# [WHAT YOU ARE ASKED TO DO]
Reproduce each line bearing the word "Association".

■ ■ ■ ■ ■

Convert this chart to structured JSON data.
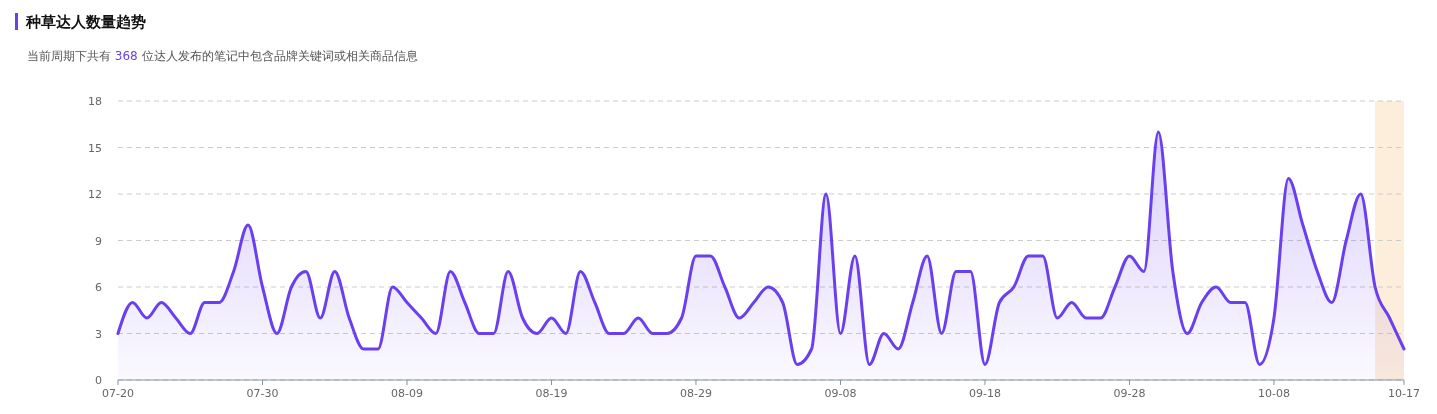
{
  "chart_data": {
    "type": "area",
    "title": "种草达人数量趋势",
    "subtitle": "当前周期下共有 368 位达人发布的笔记中包含品牌关键词或相关商品信息",
    "x": [
      "--07-20",
      "--07-21",
      "--07-22",
      "--07-23",
      "--07-24",
      "--07-25",
      "--07-26",
      "--07-27",
      "--07-28",
      "--07-29",
      "--07-30",
      "--07-31",
      "--08-01",
      "--08-02",
      "--08-03",
      "--08-04",
      "--08-05",
      "--08-06",
      "--08-07",
      "--08-08",
      "--08-09",
      "--08-10",
      "--08-11",
      "--08-12",
      "--08-13",
      "--08-14",
      "--08-15",
      "--08-16",
      "--08-17",
      "--08-18",
      "--08-19",
      "--08-20",
      "--08-21",
      "--08-22",
      "--08-23",
      "--08-24",
      "--08-25",
      "--08-26",
      "--08-27",
      "--08-28",
      "--08-29",
      "--08-30",
      "--08-31",
      "--09-01",
      "--09-02",
      "--09-03",
      "--09-04",
      "--09-05",
      "--09-06",
      "--09-07",
      "--09-08",
      "--09-09",
      "--09-10",
      "--09-11",
      "--09-12",
      "--09-13",
      "--09-14",
      "--09-15",
      "--09-16",
      "--09-17",
      "--09-18",
      "--09-19",
      "--09-20",
      "--09-21",
      "--09-22",
      "--09-23",
      "--09-24",
      "--09-25",
      "--09-26",
      "--09-27",
      "--09-28",
      "--09-29",
      "--09-30",
      "--10-01",
      "--10-02",
      "--10-03",
      "--10-04",
      "--10-05",
      "--10-06",
      "--10-07",
      "--10-08",
      "--10-09",
      "--10-10",
      "--10-11",
      "--10-12",
      "--10-13",
      "--10-14",
      "--10-15",
      "--10-16",
      "--10-17"
    ],
    "series": [
      {
        "color": "#6a3ff0",
        "values": [
          3,
          5,
          4,
          5,
          4,
          3,
          5,
          5,
          7,
          10,
          6,
          3,
          6,
          7,
          4,
          7,
          4,
          2,
          2,
          6,
          5,
          4,
          3,
          7,
          5,
          3,
          3,
          7,
          4,
          3,
          4,
          3,
          7,
          5,
          3,
          3,
          4,
          3,
          3,
          4,
          8,
          8,
          6,
          4,
          5,
          6,
          5,
          1,
          2,
          12,
          3,
          8,
          1,
          3,
          2,
          5,
          8,
          3,
          7,
          7,
          1,
          5,
          6,
          8,
          8,
          4,
          5,
          4,
          4,
          6,
          8,
          7,
          16,
          7,
          3,
          5,
          6,
          5,
          5,
          1,
          4,
          13,
          10,
          7,
          5,
          9,
          12,
          6,
          4,
          2
        ]
      }
    ],
    "xlim": [
      "--07-20",
      "--10-17"
    ],
    "xticks": [
      {
        "value": "--07-20",
        "label": "07-20"
      },
      {
        "value": "--07-30",
        "label": "07-30"
      },
      {
        "value": "--08-09",
        "label": "08-09"
      },
      {
        "value": "--08-19",
        "label": "08-19"
      },
      {
        "value": "--08-29",
        "label": "08-29"
      },
      {
        "value": "--09-08",
        "label": "09-08"
      },
      {
        "value": "--09-18",
        "label": "09-18"
      },
      {
        "value": "--09-28",
        "label": "09-28"
      },
      {
        "value": "--10-08",
        "label": "10-08"
      },
      {
        "value": "--10-17",
        "label": "10-17"
      }
    ],
    "ylim": [
      0,
      18
    ],
    "yticks": [
      0,
      3,
      6,
      9,
      12,
      15,
      18
    ],
    "grid": "y",
    "bands": [
      {
        "axis": "x",
        "from": "--10-15",
        "to": "--10-17",
        "color": "#fdebd7"
      }
    ]
  }
}
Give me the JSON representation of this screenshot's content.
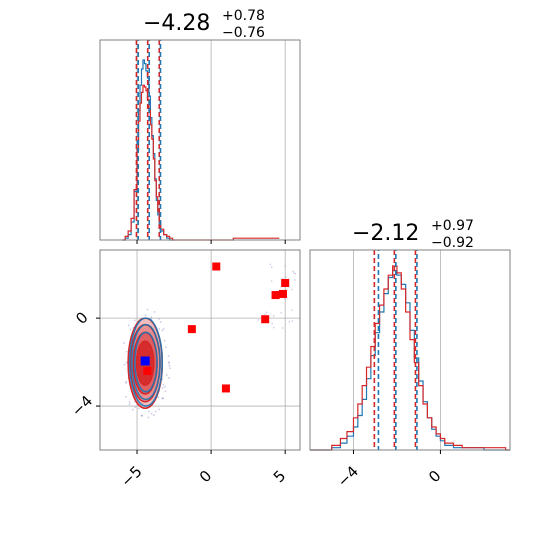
{
  "colors": {
    "blue": "#1f77b4",
    "red": "#d62728",
    "red_marker": "#ff0000",
    "blue_marker": "#0000ff",
    "grid": "#b0b0b0",
    "frame": "#808080",
    "scatter_dots": "#a8a8d8"
  },
  "chart_data": [
    {
      "type": "histogram",
      "panel": "top-left marginal",
      "title": {
        "value": "−4.28",
        "plus": "+0.78",
        "minus": "−0.76"
      },
      "x_range": [
        -7.5,
        6
      ],
      "vlines": {
        "red": [
          -5.04,
          -4.28,
          -3.5
        ],
        "blue": [
          -5.02,
          -4.28,
          -3.52
        ]
      },
      "series": [
        {
          "color": "blue",
          "x": [
            -6.0,
            -5.8,
            -5.6,
            -5.4,
            -5.2,
            -5.0,
            -4.9,
            -4.8,
            -4.7,
            -4.6,
            -4.5,
            -4.4,
            -4.3,
            -4.2,
            -4.1,
            -4.0,
            -3.9,
            -3.8,
            -3.7,
            -3.6,
            -3.5,
            -3.4,
            -3.2,
            -3.0,
            -2.8,
            -2.6
          ],
          "y": [
            0.0,
            0.01,
            0.03,
            0.1,
            0.27,
            0.55,
            0.72,
            0.86,
            0.95,
            1.0,
            0.98,
            0.94,
            0.9,
            0.8,
            0.68,
            0.58,
            0.48,
            0.34,
            0.22,
            0.14,
            0.08,
            0.05,
            0.03,
            0.01,
            0.0,
            0.0
          ]
        },
        {
          "color": "red",
          "x": [
            -6.0,
            -5.8,
            -5.6,
            -5.4,
            -5.2,
            -5.0,
            -4.9,
            -4.8,
            -4.7,
            -4.6,
            -4.5,
            -4.4,
            -4.3,
            -4.2,
            -4.1,
            -4.0,
            -3.9,
            -3.8,
            -3.7,
            -3.6,
            -3.5,
            -3.4,
            -3.2,
            -3.0,
            -2.8,
            -2.6,
            -1.5,
            0.0,
            1.5,
            3.0,
            4.5
          ],
          "y": [
            0.0,
            0.02,
            0.05,
            0.12,
            0.28,
            0.5,
            0.66,
            0.76,
            0.82,
            0.86,
            0.85,
            0.83,
            0.78,
            0.72,
            0.64,
            0.56,
            0.45,
            0.33,
            0.24,
            0.16,
            0.1,
            0.06,
            0.03,
            0.02,
            0.01,
            0.0,
            0.0,
            0.0,
            0.01,
            0.01,
            0.01
          ]
        }
      ]
    },
    {
      "type": "histogram",
      "panel": "bottom-right marginal",
      "title": {
        "value": "−2.12",
        "plus": "+0.97",
        "minus": "−0.92"
      },
      "x_range": [
        -6.0,
        3.2
      ],
      "vlines": {
        "red": [
          -3.04,
          -2.12,
          -1.15
        ],
        "blue": [
          -2.92,
          -2.12,
          -1.15
        ]
      },
      "series": [
        {
          "color": "blue",
          "x": [
            -6.0,
            -5.0,
            -4.6,
            -4.3,
            -4.0,
            -3.8,
            -3.6,
            -3.4,
            -3.2,
            -3.0,
            -2.8,
            -2.6,
            -2.4,
            -2.2,
            -2.0,
            -1.8,
            -1.6,
            -1.4,
            -1.2,
            -1.0,
            -0.8,
            -0.6,
            -0.4,
            -0.2,
            0.0,
            0.2,
            0.6,
            1.0,
            2.0,
            3.0
          ],
          "y": [
            0.0,
            0.01,
            0.03,
            0.06,
            0.1,
            0.15,
            0.22,
            0.31,
            0.41,
            0.51,
            0.6,
            0.68,
            0.75,
            0.78,
            0.76,
            0.72,
            0.64,
            0.52,
            0.4,
            0.3,
            0.21,
            0.14,
            0.09,
            0.06,
            0.04,
            0.02,
            0.01,
            0.01,
            0.0,
            0.0
          ]
        },
        {
          "color": "red",
          "x": [
            -6.0,
            -5.0,
            -4.6,
            -4.3,
            -4.0,
            -3.8,
            -3.6,
            -3.4,
            -3.2,
            -3.0,
            -2.8,
            -2.6,
            -2.4,
            -2.2,
            -2.0,
            -1.8,
            -1.6,
            -1.4,
            -1.2,
            -1.0,
            -0.8,
            -0.6,
            -0.4,
            -0.2,
            0.0,
            0.2,
            0.6,
            1.0,
            2.0,
            3.0
          ],
          "y": [
            0.0,
            0.02,
            0.05,
            0.08,
            0.14,
            0.2,
            0.28,
            0.36,
            0.45,
            0.55,
            0.63,
            0.7,
            0.76,
            0.8,
            0.77,
            0.7,
            0.6,
            0.48,
            0.38,
            0.28,
            0.2,
            0.14,
            0.1,
            0.07,
            0.05,
            0.03,
            0.02,
            0.01,
            0.01,
            0.0
          ]
        }
      ]
    },
    {
      "type": "scatter",
      "panel": "bottom-left 2D",
      "x_range": [
        -7.5,
        6
      ],
      "y_range": [
        -6,
        3.1
      ],
      "contours": {
        "center": [
          -4.45,
          -2.05
        ],
        "red_radii": [
          [
            1.15,
            2.05
          ],
          [
            1.0,
            1.75
          ],
          [
            0.8,
            1.4
          ],
          [
            0.58,
            1.0
          ]
        ],
        "blue_radii": [
          [
            1.1,
            2.0
          ],
          [
            0.95,
            1.7
          ],
          [
            0.75,
            1.35
          ]
        ]
      },
      "red_markers": [
        {
          "x": 0.35,
          "y": 2.35
        },
        {
          "x": 5.0,
          "y": 1.6
        },
        {
          "x": 4.35,
          "y": 1.05
        },
        {
          "x": 4.85,
          "y": 1.1
        },
        {
          "x": -1.3,
          "y": -0.5
        },
        {
          "x": 3.65,
          "y": -0.05
        },
        {
          "x": 1.0,
          "y": -3.2
        },
        {
          "x": -4.3,
          "y": -2.4
        }
      ],
      "blue_marker": {
        "x": -4.45,
        "y": -1.95
      }
    }
  ],
  "axes": {
    "scatter_x_ticks": [
      {
        "value": -5,
        "label": "−5"
      },
      {
        "value": 0,
        "label": "0"
      },
      {
        "value": 5,
        "label": "5"
      }
    ],
    "scatter_y_ticks": [
      {
        "value": 0,
        "label": "0"
      },
      {
        "value": -4,
        "label": "−4"
      }
    ],
    "right_x_ticks": [
      {
        "value": -4,
        "label": "−4"
      },
      {
        "value": 0,
        "label": "0"
      }
    ]
  }
}
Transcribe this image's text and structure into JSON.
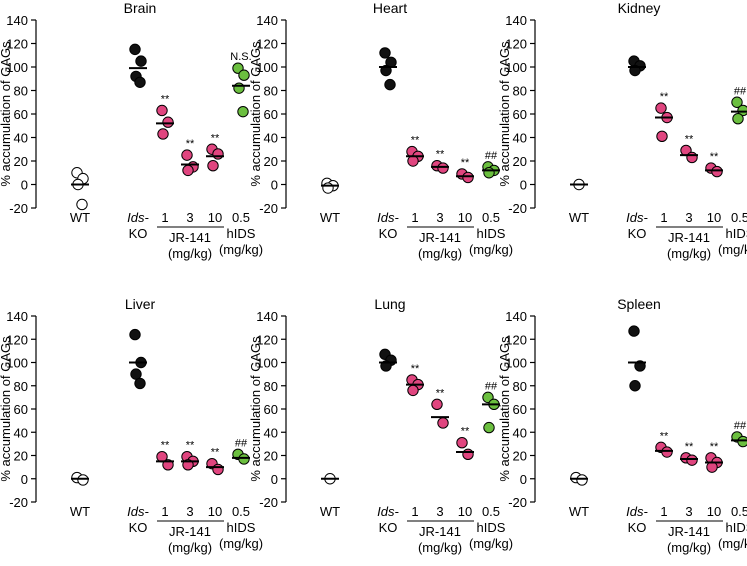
{
  "figure": {
    "ylabel": "% accumulation of GAGs",
    "ylim": [
      -20,
      140
    ],
    "yticks": [
      -20,
      0,
      20,
      40,
      60,
      80,
      100,
      120,
      140
    ],
    "group_labels": {
      "wt": "WT",
      "ko_line1": "Ids-",
      "ko_line2": "KO",
      "dose_1": "1",
      "dose_3": "3",
      "dose_10": "10",
      "dose_hids": "0.5",
      "jr_name": "JR-141",
      "jr_unit": "(mg/kg)",
      "hids_name": "hIDS",
      "hids_unit": "(mg/kg)"
    },
    "colors": {
      "wt": "#ffffff",
      "ko": "#111111",
      "jr141": "#e0457f",
      "hids": "#6bbf3f"
    }
  },
  "chart_data": [
    {
      "type": "scatter",
      "title": "Brain",
      "groups": {
        "wt": {
          "points": [
            10,
            5,
            0,
            -17
          ],
          "mean": 0
        },
        "ko": {
          "points": [
            115,
            105,
            92,
            87
          ],
          "mean": 99
        },
        "jr_1": {
          "points": [
            63,
            53,
            43
          ],
          "mean": 52,
          "annotation": "**"
        },
        "jr_3": {
          "points": [
            25,
            15,
            12
          ],
          "mean": 17,
          "annotation": "**"
        },
        "jr_10": {
          "points": [
            30,
            26,
            16
          ],
          "mean": 24,
          "annotation": "**"
        },
        "hids": {
          "points": [
            99,
            93,
            82,
            62
          ],
          "mean": 84,
          "annotation": "N.S."
        }
      }
    },
    {
      "type": "scatter",
      "title": "Heart",
      "groups": {
        "wt": {
          "points": [
            1,
            -1,
            -3
          ],
          "mean": -1
        },
        "ko": {
          "points": [
            112,
            104,
            97,
            85
          ],
          "mean": 100
        },
        "jr_1": {
          "points": [
            28,
            24,
            20
          ],
          "mean": 24,
          "annotation": "**"
        },
        "jr_3": {
          "points": [
            16,
            14
          ],
          "mean": 15,
          "annotation": "**"
        },
        "jr_10": {
          "points": [
            9,
            6
          ],
          "mean": 7,
          "annotation": "**"
        },
        "hids": {
          "points": [
            15,
            12,
            10
          ],
          "mean": 12,
          "annotation": "##"
        }
      }
    },
    {
      "type": "scatter",
      "title": "Kidney",
      "groups": {
        "wt": {
          "points": [
            0
          ],
          "mean": 0
        },
        "ko": {
          "points": [
            105,
            101,
            97
          ],
          "mean": 100
        },
        "jr_1": {
          "points": [
            65,
            57,
            41
          ],
          "mean": 57,
          "annotation": "**"
        },
        "jr_3": {
          "points": [
            29,
            23
          ],
          "mean": 25,
          "annotation": "**"
        },
        "jr_10": {
          "points": [
            14,
            11
          ],
          "mean": 12,
          "annotation": "**"
        },
        "hids": {
          "points": [
            70,
            63,
            56
          ],
          "mean": 62,
          "annotation": "##"
        }
      }
    },
    {
      "type": "scatter",
      "title": "Liver",
      "groups": {
        "wt": {
          "points": [
            1,
            -1
          ],
          "mean": 0
        },
        "ko": {
          "points": [
            124,
            100,
            90,
            82
          ],
          "mean": 100
        },
        "jr_1": {
          "points": [
            19,
            12
          ],
          "mean": 15,
          "annotation": "**"
        },
        "jr_3": {
          "points": [
            19,
            15,
            12
          ],
          "mean": 15,
          "annotation": "**"
        },
        "jr_10": {
          "points": [
            13,
            8
          ],
          "mean": 10,
          "annotation": "**"
        },
        "hids": {
          "points": [
            21,
            17
          ],
          "mean": 18,
          "annotation": "##"
        }
      }
    },
    {
      "type": "scatter",
      "title": "Lung",
      "groups": {
        "wt": {
          "points": [
            0
          ],
          "mean": 0
        },
        "ko": {
          "points": [
            107,
            102,
            97
          ],
          "mean": 100
        },
        "jr_1": {
          "points": [
            85,
            81,
            76
          ],
          "mean": 81,
          "annotation": "**"
        },
        "jr_3": {
          "points": [
            64,
            48
          ],
          "mean": 53,
          "annotation": "**"
        },
        "jr_10": {
          "points": [
            31,
            21
          ],
          "mean": 23,
          "annotation": "**"
        },
        "hids": {
          "points": [
            70,
            64,
            44
          ],
          "mean": 64,
          "annotation": "##"
        }
      }
    },
    {
      "type": "scatter",
      "title": "Spleen",
      "groups": {
        "wt": {
          "points": [
            1,
            -1
          ],
          "mean": 0
        },
        "ko": {
          "points": [
            127,
            97,
            80
          ],
          "mean": 100
        },
        "jr_1": {
          "points": [
            27,
            23
          ],
          "mean": 24,
          "annotation": "**"
        },
        "jr_3": {
          "points": [
            18,
            16
          ],
          "mean": 17,
          "annotation": "**"
        },
        "jr_10": {
          "points": [
            18,
            14,
            10
          ],
          "mean": 14,
          "annotation": "**"
        },
        "hids": {
          "points": [
            36,
            32
          ],
          "mean": 33,
          "annotation": "##"
        }
      }
    }
  ]
}
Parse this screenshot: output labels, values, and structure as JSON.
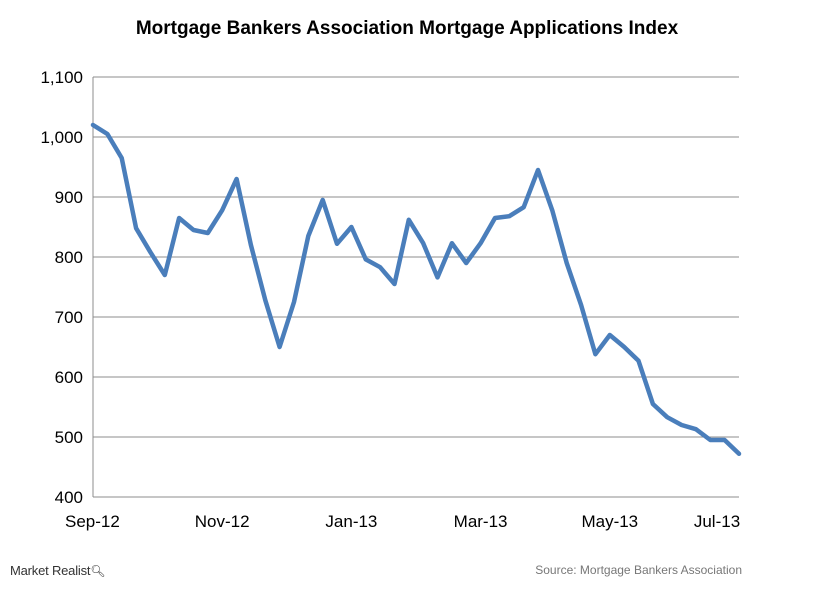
{
  "chart_data": {
    "type": "line",
    "title": "Mortgage Bankers Association Mortgage Applications Index",
    "xlabel": "",
    "ylabel": "",
    "ylim": [
      400,
      1100
    ],
    "yticks": [
      "400",
      "500",
      "600",
      "700",
      "800",
      "900",
      "1,000",
      "1,100"
    ],
    "xtick_labels": [
      "Sep-12",
      "Nov-12",
      "Jan-13",
      "Mar-13",
      "May-13",
      "Jul-13"
    ],
    "grid": true,
    "series": [
      {
        "color": "#4a7ebb",
        "values": [
          1020,
          1005,
          965,
          848,
          808,
          770,
          865,
          845,
          840,
          878,
          930,
          820,
          728,
          650,
          725,
          835,
          895,
          822,
          850,
          796,
          783,
          755,
          862,
          823,
          766,
          823,
          790,
          823,
          865,
          868,
          883,
          945,
          877,
          790,
          720,
          638,
          670,
          650,
          627,
          555,
          533,
          520,
          513,
          495,
          495,
          472
        ]
      }
    ]
  },
  "footer": {
    "brand": "Market Realist",
    "brand_icon": "magnifier-icon",
    "source": "Source: Mortgage Bankers Association"
  }
}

■ ■ ■ ■ ■

# [ANSWER TO THIS PROBLEM]
    "title": "Mortgage Bankers Association Mortgage Applications Index",
    "source": "Source: Mortgage Bankers Association"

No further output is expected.